▼▼▼

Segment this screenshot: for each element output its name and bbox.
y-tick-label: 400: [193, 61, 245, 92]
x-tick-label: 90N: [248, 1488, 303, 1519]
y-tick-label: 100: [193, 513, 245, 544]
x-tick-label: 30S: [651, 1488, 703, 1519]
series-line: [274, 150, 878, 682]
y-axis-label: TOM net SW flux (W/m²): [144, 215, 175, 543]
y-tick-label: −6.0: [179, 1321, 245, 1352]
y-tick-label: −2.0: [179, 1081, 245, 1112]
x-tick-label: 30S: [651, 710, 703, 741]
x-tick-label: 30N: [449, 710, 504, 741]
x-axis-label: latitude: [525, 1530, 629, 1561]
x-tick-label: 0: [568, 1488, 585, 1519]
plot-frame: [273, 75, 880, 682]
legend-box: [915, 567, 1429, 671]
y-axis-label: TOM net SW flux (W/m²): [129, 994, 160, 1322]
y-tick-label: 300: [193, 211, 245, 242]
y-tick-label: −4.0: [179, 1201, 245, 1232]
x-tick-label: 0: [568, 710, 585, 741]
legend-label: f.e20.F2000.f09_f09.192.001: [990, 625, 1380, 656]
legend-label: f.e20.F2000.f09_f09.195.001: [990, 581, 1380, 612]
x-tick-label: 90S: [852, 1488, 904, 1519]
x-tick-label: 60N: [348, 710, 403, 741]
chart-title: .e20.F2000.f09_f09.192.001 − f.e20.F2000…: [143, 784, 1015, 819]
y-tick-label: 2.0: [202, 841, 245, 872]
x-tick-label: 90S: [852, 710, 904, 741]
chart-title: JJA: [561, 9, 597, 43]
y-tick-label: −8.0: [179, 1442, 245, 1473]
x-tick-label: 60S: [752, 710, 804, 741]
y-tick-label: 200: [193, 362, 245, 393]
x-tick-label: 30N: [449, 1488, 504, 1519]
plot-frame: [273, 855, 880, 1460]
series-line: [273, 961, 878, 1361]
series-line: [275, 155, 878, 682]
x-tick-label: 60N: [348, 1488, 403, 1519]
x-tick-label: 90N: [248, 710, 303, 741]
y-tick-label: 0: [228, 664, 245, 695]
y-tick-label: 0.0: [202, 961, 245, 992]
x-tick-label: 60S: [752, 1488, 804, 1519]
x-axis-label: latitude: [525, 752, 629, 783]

▲▲▲

■ **TASK DESCRIPTION**
Please print every line of the item above, unchanged and in the same order.

■ **WRITTEN ANSWER**
Segment this screenshot: for each element output its name and bbox.
y-tick-label: 400: [193, 61, 245, 92]
x-tick-label: 90N: [248, 1488, 303, 1519]
y-tick-label: 100: [193, 513, 245, 544]
x-tick-label: 30S: [651, 1488, 703, 1519]
series-line: [274, 150, 878, 682]
y-axis-label: TOM net SW flux (W/m²): [144, 215, 175, 543]
y-tick-label: −6.0: [179, 1321, 245, 1352]
y-tick-label: −2.0: [179, 1081, 245, 1112]
x-tick-label: 30S: [651, 710, 703, 741]
x-tick-label: 30N: [449, 710, 504, 741]
x-axis-label: latitude: [525, 1530, 629, 1561]
x-tick-label: 0: [568, 1488, 585, 1519]
plot-frame: [273, 75, 880, 682]
legend-box: [915, 567, 1429, 671]
y-axis-label: TOM net SW flux (W/m²): [129, 994, 160, 1322]
y-tick-label: 300: [193, 211, 245, 242]
y-tick-label: −4.0: [179, 1201, 245, 1232]
x-tick-label: 0: [568, 710, 585, 741]
legend-label: f.e20.F2000.f09_f09.192.001: [990, 625, 1380, 656]
legend-label: f.e20.F2000.f09_f09.195.001: [990, 581, 1380, 612]
x-tick-label: 90S: [852, 1488, 904, 1519]
x-tick-label: 60N: [348, 710, 403, 741]
chart-title: .e20.F2000.f09_f09.192.001 − f.e20.F2000…: [143, 784, 1015, 819]
y-tick-label: 2.0: [202, 841, 245, 872]
x-tick-label: 90S: [852, 710, 904, 741]
chart-title: JJA: [561, 9, 597, 43]
y-tick-label: −8.0: [179, 1442, 245, 1473]
x-tick-label: 60S: [752, 710, 804, 741]
y-tick-label: 200: [193, 362, 245, 393]
x-tick-label: 30N: [449, 1488, 504, 1519]
plot-frame: [273, 855, 880, 1460]
series-line: [273, 961, 878, 1361]
series-line: [275, 155, 878, 682]
x-tick-label: 60N: [348, 1488, 403, 1519]
x-tick-label: 90N: [248, 710, 303, 741]
y-tick-label: 0: [228, 664, 245, 695]
y-tick-label: 0.0: [202, 961, 245, 992]
x-tick-label: 60S: [752, 1488, 804, 1519]
x-axis-label: latitude: [525, 752, 629, 783]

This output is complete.